----- STORED DATA

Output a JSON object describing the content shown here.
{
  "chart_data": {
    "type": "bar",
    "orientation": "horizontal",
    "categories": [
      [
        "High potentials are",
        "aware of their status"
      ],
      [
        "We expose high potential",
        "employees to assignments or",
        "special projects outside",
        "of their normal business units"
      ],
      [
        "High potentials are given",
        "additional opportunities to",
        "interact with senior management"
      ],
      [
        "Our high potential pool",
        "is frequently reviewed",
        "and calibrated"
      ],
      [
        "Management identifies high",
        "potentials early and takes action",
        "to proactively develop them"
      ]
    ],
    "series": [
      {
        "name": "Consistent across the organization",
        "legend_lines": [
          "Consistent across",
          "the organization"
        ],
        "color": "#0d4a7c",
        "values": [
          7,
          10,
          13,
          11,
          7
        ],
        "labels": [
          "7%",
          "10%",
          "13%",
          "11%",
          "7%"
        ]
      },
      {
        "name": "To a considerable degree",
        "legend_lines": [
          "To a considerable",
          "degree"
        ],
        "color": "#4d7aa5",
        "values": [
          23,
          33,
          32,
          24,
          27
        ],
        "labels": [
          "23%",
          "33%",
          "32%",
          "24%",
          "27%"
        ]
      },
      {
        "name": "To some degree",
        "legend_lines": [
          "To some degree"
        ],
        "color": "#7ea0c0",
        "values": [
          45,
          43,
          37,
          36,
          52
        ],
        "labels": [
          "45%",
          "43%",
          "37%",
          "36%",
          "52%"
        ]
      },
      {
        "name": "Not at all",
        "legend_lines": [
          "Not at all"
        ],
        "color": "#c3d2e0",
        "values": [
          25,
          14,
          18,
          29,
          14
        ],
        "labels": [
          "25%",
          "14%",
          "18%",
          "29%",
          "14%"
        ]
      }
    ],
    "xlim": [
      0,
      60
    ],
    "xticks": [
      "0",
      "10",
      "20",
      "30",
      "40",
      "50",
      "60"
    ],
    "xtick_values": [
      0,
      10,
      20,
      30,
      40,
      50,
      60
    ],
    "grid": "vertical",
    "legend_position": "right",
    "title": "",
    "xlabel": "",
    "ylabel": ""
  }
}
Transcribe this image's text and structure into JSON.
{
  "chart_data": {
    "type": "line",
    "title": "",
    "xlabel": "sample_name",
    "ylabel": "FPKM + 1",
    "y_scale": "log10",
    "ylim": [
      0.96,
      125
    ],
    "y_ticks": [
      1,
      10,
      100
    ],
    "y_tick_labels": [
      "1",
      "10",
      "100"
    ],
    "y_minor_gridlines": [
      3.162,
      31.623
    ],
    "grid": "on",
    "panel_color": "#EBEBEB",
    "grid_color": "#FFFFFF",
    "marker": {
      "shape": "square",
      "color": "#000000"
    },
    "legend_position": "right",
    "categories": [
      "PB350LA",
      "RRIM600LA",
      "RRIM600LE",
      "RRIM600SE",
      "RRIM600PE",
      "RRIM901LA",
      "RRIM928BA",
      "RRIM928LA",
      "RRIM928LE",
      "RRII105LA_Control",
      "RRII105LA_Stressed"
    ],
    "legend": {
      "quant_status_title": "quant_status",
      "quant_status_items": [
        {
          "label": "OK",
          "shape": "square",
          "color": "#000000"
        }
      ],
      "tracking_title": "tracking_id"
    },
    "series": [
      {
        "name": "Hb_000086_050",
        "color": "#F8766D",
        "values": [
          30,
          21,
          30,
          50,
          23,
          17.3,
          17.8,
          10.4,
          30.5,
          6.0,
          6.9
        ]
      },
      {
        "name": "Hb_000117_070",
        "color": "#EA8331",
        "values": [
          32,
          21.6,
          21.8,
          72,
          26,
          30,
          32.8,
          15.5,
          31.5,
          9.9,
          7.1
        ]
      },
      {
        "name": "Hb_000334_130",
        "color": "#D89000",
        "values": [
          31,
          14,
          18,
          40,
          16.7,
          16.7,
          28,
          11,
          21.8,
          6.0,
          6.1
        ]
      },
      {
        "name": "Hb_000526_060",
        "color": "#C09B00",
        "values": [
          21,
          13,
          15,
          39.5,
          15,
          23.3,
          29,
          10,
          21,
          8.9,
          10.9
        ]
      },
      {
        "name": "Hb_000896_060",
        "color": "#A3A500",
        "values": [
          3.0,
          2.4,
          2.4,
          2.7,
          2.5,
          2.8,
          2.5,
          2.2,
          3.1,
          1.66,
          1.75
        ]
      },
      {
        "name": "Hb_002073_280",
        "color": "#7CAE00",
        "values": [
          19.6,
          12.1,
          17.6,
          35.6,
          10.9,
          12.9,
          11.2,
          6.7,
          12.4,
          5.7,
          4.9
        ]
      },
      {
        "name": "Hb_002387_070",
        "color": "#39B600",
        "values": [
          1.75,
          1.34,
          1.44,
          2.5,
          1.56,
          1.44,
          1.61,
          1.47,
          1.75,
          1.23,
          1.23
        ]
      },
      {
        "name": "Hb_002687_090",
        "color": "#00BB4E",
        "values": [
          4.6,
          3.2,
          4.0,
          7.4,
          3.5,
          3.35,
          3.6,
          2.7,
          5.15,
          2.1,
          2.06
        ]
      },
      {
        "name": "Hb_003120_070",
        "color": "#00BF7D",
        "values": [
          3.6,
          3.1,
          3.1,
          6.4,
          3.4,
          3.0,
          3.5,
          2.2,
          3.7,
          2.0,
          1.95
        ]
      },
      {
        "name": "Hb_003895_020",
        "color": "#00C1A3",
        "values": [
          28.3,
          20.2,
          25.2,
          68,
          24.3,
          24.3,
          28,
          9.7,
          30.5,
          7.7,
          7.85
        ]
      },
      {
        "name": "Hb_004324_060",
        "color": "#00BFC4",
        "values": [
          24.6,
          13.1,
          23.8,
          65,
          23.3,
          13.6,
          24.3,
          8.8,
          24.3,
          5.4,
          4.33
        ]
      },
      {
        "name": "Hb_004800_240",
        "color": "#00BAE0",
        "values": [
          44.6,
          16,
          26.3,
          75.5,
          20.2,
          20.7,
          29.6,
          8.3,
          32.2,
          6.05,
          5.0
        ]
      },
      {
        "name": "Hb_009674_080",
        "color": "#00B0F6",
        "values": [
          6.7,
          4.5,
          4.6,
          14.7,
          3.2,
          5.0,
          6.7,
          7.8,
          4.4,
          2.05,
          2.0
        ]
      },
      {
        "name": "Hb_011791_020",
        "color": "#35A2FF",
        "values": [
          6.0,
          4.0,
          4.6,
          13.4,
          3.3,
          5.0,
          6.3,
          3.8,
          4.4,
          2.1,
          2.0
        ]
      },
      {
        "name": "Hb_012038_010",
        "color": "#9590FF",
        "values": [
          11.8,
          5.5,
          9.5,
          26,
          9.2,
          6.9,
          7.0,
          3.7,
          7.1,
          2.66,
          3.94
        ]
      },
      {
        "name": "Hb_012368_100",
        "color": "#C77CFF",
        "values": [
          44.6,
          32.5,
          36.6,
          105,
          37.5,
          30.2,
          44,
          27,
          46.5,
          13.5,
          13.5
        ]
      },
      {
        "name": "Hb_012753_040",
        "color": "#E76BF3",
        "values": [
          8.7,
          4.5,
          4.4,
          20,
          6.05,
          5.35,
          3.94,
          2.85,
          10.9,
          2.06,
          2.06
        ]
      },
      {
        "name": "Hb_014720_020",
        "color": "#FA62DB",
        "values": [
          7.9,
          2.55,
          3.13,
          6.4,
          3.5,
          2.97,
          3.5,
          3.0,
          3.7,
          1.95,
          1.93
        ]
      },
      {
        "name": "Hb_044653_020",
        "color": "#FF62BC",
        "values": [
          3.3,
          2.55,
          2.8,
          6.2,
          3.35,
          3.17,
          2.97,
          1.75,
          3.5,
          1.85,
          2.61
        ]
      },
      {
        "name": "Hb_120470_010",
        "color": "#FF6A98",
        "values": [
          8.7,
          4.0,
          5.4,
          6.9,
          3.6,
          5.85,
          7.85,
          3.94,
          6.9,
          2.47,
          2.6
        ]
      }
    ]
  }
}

----------

*WHAT IS ASKED*
From the listing above, report the number of lines containing the string "JSON", without any accompanying remarks.

*OUTPUT FOR THIS TASK*
2